Passage given
Teagan Jade Micah (born 20 October 1997) is an Australian international soccer player who plays as a goalkeeper for the Australia women's national soccer team and FC Rosengård in Sweden's Damallsvenskan.

In May 2019, Micah was named to the 23-player squad that will represent Australia at the 2019 FIFA Women's World Cup.

Early life
Micah was born and raised in the Gippsland town of Moe in regional Victoria, where she played in the junior system at local soccer club Moe United for three seasons. At the age of 10, she moved to Redcliffe, Queensland, where she attended Redcliffe State High School. She trained with the Goalkeeping Australia Academy from the age of thirteen, in addition to playing for the Queensland Academy of Sport.

College career
In 2016, Micah received a full soccer scholarship to the University of California, Los Angeles. In her freshman season at UCLA, Micah played every minute of every game and became the first freshman goalkeeper to start UCLA's opening match since 2004. Micah earned nine shutouts over the course of the season and was named Pac-12 Goalkeeper of the Week three times. In her sophomore season at UCLA, Micah played in all of UCLA's 25 games, including the College Cup final.

Direction 1
According to the passage about Teagan Micah, in which town was she born and raised?
The text and the records have no connection to each other.

(Element box records)
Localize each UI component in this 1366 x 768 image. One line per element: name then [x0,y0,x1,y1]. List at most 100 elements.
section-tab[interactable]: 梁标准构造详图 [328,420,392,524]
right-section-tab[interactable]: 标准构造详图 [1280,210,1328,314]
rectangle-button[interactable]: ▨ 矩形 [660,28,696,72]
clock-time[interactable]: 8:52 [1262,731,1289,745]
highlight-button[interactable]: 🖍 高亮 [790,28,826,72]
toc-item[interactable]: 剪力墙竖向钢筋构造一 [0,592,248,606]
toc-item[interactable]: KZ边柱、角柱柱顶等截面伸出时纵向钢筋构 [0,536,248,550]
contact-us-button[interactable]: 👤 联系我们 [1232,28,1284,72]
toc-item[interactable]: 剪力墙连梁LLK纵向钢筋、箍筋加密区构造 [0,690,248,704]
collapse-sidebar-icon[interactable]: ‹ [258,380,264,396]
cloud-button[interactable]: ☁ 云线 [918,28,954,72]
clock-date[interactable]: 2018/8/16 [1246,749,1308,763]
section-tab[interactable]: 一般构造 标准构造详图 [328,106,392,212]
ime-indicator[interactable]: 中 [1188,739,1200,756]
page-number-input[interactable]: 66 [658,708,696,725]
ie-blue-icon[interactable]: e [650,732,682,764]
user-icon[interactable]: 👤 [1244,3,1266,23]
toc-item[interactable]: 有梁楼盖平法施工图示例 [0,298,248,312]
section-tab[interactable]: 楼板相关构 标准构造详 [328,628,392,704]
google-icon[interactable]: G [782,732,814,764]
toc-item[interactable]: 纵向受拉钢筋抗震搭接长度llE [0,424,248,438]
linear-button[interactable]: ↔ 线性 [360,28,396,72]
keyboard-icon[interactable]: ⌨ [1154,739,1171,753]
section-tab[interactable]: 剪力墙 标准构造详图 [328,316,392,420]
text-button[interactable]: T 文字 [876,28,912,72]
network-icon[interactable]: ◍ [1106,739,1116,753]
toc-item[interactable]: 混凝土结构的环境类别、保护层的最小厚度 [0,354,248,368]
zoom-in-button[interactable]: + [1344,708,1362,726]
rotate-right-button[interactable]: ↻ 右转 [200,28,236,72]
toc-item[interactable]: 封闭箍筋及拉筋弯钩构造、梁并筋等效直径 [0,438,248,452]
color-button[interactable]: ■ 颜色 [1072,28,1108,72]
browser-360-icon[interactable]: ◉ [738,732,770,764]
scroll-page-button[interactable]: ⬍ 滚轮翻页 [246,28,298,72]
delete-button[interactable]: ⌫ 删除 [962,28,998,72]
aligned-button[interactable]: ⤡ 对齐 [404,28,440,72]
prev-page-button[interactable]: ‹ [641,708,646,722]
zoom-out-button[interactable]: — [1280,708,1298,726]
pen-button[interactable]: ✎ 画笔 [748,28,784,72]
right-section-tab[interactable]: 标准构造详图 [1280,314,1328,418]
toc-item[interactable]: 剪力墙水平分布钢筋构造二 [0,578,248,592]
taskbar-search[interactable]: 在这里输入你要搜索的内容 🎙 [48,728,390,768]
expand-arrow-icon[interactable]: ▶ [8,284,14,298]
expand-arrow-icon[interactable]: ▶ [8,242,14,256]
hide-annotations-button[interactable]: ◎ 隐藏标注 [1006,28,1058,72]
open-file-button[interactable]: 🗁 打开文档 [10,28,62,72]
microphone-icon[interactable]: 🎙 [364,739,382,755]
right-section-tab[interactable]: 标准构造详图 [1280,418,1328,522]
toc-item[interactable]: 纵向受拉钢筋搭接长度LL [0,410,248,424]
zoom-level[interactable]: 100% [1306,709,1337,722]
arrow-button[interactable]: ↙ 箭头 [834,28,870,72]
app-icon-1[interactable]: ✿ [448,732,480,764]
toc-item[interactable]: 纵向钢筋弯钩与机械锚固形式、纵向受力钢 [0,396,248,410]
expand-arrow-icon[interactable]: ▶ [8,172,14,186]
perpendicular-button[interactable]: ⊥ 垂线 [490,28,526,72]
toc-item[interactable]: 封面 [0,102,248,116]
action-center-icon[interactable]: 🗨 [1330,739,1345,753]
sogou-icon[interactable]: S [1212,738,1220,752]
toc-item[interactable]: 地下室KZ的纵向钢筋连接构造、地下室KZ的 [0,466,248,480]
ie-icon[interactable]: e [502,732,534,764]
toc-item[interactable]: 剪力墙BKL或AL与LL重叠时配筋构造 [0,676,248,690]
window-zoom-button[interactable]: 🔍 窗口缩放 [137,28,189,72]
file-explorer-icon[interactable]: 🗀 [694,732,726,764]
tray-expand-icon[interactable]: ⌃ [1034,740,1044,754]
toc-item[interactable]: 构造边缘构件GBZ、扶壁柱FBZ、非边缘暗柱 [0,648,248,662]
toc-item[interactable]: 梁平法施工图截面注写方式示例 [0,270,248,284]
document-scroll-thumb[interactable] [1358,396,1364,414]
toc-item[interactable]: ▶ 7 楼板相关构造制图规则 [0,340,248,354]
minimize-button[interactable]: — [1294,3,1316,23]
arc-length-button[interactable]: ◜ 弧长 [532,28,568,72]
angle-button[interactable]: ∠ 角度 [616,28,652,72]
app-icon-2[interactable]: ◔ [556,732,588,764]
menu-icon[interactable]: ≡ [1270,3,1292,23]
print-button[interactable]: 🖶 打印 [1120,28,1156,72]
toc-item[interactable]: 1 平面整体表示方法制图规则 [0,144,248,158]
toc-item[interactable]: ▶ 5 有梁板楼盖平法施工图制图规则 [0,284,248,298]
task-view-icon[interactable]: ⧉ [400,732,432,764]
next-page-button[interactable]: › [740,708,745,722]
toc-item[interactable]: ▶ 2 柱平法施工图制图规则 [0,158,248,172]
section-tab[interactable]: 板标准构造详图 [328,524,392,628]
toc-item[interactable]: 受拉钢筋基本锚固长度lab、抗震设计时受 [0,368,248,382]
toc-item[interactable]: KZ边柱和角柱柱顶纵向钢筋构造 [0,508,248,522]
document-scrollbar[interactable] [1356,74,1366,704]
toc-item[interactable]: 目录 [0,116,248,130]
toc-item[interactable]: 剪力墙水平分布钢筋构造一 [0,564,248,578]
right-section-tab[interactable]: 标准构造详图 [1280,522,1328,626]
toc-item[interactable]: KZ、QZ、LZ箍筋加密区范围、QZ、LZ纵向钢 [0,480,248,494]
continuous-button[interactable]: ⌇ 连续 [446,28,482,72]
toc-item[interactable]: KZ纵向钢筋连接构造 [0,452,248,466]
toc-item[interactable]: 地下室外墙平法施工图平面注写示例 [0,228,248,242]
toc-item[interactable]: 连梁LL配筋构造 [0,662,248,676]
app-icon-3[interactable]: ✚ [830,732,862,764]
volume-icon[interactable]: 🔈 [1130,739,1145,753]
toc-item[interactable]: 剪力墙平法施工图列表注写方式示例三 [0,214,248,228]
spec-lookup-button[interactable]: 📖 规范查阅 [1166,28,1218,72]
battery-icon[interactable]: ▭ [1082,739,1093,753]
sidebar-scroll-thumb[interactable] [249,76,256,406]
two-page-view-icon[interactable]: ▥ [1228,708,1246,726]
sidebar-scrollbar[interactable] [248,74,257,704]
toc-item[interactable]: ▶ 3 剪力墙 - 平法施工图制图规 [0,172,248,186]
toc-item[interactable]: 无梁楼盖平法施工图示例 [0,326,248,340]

Direction 2
Retype the lines of the records from their very first line through the line that holds "collapse-sidebar-icon[interactable]: ‹ [258,380,264,396]", with both ends included.

Full solution 1
Moe, a Gippsland town in regional Victoria.

Full solution 2
Localize each UI component in this 1366 x 768 image. One line per element: name then [x0,y0,x1,y1]. List at most 100 elements.
section-tab[interactable]: 梁标准构造详图 [328,420,392,524]
right-section-tab[interactable]: 标准构造详图 [1280,210,1328,314]
rectangle-button[interactable]: ▨ 矩形 [660,28,696,72]
clock-time[interactable]: 8:52 [1262,731,1289,745]
highlight-button[interactable]: 🖍 高亮 [790,28,826,72]
toc-item[interactable]: 剪力墙竖向钢筋构造一 [0,592,248,606]
toc-item[interactable]: KZ边柱、角柱柱顶等截面伸出时纵向钢筋构 [0,536,248,550]
contact-us-button[interactable]: 👤 联系我们 [1232,28,1284,72]
toc-item[interactable]: 剪力墙连梁LLK纵向钢筋、箍筋加密区构造 [0,690,248,704]
collapse-sidebar-icon[interactable]: ‹ [258,380,264,396]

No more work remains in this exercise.